* **Challenge**
Wherever the string "Lira" occurs in a line of these records, report that line.

* **Records shown**
#####
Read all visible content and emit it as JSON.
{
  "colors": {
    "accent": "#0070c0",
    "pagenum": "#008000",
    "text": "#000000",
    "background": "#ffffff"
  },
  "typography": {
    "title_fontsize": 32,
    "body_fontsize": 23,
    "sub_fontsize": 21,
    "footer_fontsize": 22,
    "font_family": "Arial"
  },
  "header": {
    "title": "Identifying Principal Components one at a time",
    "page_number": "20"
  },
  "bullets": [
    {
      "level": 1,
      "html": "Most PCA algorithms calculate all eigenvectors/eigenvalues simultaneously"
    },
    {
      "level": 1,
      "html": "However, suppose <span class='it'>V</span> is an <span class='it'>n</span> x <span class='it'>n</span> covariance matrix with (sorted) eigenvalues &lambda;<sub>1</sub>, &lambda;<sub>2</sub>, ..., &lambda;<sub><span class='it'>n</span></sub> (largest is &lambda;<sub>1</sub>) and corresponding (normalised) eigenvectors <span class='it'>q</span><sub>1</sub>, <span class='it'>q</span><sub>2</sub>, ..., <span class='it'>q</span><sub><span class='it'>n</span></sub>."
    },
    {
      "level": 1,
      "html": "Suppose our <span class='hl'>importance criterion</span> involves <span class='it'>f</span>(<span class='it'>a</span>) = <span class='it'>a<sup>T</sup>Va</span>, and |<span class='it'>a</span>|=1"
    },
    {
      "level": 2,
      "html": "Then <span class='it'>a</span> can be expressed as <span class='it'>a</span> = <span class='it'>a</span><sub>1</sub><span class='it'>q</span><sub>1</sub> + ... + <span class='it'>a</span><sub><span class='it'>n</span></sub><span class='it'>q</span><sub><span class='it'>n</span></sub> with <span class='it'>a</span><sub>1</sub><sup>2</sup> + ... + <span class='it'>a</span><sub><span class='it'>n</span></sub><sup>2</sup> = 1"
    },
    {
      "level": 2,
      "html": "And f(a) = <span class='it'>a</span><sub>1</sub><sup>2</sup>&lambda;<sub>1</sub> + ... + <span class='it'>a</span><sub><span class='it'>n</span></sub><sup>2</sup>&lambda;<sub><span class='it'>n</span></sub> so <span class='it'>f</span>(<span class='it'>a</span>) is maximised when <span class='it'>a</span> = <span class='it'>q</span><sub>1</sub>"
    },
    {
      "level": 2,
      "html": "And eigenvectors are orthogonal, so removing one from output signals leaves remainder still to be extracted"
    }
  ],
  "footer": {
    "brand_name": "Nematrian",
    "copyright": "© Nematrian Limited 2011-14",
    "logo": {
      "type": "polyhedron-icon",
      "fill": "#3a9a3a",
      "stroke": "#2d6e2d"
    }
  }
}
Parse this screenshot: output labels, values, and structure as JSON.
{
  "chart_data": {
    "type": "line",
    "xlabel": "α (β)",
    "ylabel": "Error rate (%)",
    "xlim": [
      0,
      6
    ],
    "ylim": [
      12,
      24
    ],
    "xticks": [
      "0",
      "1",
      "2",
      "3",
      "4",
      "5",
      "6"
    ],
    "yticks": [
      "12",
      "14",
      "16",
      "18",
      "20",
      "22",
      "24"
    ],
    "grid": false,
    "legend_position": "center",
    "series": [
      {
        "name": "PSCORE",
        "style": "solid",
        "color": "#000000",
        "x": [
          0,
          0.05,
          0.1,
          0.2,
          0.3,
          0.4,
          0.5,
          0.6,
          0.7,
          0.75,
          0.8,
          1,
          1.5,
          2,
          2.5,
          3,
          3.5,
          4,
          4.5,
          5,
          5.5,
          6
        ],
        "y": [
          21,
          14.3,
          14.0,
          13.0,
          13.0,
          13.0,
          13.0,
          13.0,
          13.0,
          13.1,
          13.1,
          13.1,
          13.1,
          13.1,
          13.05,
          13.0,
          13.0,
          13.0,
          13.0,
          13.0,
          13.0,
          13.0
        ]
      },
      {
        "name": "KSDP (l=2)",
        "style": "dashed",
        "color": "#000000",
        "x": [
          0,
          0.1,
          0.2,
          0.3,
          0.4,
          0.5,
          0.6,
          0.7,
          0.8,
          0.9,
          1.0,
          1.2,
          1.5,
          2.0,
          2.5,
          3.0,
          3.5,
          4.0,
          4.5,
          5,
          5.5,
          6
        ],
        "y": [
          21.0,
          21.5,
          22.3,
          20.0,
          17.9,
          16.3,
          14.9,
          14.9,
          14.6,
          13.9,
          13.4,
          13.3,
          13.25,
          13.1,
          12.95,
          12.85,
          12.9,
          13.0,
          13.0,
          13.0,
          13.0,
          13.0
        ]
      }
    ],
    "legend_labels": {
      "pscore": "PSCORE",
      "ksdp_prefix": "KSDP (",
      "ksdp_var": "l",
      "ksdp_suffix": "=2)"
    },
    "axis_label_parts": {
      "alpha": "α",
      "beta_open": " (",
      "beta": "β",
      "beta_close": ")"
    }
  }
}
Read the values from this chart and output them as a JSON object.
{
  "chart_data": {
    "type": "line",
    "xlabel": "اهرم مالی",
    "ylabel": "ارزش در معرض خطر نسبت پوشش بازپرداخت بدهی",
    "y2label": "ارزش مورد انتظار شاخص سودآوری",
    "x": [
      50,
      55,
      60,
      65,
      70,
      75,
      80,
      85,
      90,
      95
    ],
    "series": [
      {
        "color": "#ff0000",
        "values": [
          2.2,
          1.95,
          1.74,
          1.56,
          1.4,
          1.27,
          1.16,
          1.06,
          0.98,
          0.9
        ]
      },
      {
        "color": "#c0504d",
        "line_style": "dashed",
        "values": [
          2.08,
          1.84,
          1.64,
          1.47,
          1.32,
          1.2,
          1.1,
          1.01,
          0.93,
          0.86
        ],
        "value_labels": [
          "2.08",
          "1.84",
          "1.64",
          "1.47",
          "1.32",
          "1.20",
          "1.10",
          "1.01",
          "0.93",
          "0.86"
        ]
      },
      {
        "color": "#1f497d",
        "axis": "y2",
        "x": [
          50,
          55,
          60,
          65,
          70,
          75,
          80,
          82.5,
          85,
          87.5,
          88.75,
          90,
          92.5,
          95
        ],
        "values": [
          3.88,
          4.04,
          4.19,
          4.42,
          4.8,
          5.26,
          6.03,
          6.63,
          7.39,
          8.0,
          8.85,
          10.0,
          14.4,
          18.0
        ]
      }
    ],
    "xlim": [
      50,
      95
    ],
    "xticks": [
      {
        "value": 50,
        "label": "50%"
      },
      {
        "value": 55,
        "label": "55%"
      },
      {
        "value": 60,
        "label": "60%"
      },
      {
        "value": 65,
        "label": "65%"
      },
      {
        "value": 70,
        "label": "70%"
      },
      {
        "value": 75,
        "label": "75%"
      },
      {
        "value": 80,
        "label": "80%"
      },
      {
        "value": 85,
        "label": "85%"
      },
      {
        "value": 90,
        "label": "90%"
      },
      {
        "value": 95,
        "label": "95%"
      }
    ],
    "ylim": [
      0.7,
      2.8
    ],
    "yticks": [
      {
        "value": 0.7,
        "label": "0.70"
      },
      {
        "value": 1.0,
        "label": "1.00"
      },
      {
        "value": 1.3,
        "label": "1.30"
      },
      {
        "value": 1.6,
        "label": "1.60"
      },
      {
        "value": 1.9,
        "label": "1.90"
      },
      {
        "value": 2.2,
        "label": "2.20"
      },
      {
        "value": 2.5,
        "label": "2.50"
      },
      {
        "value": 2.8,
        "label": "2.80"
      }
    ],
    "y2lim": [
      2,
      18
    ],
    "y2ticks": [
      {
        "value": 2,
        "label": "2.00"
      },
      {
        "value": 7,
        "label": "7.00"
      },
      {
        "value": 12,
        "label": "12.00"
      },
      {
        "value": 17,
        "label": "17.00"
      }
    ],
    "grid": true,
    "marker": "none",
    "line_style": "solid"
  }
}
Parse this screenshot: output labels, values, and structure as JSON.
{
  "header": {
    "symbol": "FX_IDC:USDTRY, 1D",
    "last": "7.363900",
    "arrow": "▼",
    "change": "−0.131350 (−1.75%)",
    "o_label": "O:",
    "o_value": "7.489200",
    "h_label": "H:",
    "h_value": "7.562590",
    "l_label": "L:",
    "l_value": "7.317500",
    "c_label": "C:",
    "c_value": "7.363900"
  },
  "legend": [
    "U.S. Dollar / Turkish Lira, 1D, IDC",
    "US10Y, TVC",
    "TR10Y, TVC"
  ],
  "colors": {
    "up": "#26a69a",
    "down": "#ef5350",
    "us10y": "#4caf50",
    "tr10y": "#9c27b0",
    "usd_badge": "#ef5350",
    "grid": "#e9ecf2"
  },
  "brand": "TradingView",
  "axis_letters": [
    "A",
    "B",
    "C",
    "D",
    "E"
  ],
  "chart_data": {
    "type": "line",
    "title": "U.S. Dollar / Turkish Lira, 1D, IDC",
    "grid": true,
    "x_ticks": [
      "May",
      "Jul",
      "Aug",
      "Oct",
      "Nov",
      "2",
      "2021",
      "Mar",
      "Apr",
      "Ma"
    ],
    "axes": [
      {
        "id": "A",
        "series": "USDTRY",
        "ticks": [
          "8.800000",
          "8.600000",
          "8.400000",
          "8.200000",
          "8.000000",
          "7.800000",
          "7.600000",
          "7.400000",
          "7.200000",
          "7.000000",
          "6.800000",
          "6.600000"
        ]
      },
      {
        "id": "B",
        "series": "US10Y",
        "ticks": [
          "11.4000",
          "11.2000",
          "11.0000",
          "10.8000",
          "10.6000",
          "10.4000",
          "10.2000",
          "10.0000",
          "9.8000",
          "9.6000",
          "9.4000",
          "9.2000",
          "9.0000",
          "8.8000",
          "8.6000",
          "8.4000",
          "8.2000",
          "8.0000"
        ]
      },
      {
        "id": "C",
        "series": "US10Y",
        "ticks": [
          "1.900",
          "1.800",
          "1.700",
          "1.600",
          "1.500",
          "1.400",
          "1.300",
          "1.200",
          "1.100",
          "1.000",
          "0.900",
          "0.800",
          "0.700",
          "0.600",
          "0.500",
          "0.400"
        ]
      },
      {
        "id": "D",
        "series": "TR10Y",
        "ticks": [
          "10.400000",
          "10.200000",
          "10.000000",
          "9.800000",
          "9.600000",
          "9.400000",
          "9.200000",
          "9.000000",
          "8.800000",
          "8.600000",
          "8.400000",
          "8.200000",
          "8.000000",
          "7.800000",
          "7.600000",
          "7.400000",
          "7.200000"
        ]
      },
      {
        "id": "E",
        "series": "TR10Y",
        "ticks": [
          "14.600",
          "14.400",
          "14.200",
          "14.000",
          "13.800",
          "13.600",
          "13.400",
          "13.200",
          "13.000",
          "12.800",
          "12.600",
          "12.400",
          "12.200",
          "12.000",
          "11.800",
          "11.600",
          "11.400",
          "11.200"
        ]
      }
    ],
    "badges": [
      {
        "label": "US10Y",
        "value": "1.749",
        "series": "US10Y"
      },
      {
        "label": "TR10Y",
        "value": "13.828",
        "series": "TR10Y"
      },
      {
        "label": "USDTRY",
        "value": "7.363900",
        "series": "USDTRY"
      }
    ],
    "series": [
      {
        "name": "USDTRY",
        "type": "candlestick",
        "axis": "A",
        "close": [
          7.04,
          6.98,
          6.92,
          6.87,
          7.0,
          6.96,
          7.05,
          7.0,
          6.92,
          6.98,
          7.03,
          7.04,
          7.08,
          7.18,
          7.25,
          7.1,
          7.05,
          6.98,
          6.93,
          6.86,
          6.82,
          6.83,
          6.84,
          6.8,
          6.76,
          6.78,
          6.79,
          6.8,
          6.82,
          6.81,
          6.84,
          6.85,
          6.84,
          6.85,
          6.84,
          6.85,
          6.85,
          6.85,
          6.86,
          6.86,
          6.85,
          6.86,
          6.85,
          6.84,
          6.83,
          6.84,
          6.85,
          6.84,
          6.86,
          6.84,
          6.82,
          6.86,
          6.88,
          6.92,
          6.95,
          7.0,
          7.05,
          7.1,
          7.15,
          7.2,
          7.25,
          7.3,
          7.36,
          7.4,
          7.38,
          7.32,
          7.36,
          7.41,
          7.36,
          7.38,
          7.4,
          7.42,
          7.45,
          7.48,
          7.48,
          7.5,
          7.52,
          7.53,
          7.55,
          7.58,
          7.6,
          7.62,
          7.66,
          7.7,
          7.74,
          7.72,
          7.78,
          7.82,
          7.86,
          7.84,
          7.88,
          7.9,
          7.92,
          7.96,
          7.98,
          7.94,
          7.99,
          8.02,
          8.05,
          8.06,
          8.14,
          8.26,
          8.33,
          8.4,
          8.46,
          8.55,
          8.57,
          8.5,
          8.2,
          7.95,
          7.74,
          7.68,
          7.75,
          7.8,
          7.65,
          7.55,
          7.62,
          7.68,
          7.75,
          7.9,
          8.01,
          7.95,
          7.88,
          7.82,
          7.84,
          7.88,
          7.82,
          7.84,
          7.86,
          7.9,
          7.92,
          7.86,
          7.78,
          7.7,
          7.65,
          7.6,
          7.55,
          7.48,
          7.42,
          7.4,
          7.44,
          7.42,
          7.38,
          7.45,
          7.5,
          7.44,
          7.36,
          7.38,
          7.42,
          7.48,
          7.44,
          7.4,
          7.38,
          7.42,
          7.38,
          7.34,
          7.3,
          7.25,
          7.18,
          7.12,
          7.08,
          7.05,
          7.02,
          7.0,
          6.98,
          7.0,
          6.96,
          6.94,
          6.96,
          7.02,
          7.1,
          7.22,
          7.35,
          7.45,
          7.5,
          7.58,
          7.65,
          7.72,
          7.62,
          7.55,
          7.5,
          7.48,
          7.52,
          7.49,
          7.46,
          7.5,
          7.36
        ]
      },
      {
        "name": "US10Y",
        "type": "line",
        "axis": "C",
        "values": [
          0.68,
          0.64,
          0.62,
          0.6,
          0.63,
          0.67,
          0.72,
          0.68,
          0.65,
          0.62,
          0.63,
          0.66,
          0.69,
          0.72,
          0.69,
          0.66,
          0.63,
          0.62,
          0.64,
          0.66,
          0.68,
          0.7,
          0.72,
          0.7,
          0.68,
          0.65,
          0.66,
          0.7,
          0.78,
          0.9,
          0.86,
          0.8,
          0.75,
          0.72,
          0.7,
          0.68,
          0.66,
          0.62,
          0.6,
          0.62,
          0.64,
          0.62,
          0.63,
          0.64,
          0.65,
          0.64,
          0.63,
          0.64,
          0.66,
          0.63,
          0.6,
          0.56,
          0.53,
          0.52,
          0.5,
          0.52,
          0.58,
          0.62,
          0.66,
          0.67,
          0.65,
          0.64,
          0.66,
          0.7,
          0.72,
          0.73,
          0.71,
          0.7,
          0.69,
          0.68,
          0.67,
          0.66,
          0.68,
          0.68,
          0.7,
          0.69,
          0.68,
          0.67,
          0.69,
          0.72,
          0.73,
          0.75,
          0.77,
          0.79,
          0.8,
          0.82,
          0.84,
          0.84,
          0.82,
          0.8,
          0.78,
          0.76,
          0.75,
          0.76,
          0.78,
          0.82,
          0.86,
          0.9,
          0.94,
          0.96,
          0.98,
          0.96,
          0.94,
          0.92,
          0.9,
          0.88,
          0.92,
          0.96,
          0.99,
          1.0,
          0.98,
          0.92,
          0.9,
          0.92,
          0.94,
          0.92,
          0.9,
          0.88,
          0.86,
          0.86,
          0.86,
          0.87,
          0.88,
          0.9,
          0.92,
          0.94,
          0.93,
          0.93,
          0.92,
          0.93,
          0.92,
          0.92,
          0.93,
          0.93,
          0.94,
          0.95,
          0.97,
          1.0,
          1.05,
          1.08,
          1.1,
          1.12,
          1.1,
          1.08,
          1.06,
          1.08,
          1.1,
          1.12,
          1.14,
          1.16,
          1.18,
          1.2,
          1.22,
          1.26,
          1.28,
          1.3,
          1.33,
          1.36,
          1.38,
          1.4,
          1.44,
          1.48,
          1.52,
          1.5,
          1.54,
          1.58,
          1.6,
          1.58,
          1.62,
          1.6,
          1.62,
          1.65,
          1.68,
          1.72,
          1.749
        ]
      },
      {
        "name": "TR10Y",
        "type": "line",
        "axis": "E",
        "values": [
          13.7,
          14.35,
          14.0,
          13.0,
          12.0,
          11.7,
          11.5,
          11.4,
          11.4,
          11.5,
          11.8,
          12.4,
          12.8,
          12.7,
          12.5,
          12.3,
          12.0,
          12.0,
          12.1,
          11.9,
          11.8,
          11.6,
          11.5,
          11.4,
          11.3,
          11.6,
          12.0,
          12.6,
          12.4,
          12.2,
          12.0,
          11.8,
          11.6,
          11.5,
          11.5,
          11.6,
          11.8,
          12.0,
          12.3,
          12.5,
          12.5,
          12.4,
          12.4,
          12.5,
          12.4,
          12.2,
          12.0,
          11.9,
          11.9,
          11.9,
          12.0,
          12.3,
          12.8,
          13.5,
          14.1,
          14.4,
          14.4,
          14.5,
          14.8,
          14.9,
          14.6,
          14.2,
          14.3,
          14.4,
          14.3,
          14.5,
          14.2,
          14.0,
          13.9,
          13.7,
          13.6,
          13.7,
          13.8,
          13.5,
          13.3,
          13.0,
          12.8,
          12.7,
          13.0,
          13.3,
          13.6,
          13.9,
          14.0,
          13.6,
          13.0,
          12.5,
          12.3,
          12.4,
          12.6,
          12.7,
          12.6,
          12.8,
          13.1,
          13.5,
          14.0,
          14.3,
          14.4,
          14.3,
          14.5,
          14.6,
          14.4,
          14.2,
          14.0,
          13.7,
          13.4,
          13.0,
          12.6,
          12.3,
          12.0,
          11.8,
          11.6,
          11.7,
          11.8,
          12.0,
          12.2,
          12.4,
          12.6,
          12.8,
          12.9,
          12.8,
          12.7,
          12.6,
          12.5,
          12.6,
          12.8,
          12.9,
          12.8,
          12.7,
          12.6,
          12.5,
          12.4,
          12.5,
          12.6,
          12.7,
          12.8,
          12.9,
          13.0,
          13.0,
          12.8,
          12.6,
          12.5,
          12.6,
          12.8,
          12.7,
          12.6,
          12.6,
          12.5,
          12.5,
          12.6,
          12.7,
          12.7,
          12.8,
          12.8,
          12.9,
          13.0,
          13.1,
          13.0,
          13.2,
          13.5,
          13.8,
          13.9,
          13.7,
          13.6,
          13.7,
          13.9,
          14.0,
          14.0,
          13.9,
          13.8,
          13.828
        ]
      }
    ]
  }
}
#####
* **Exercise answer**
    "U.S. Dollar / Turkish Lira, 1D, IDC",
    "title": "U.S. Dollar / Turkish Lira, 1D, IDC",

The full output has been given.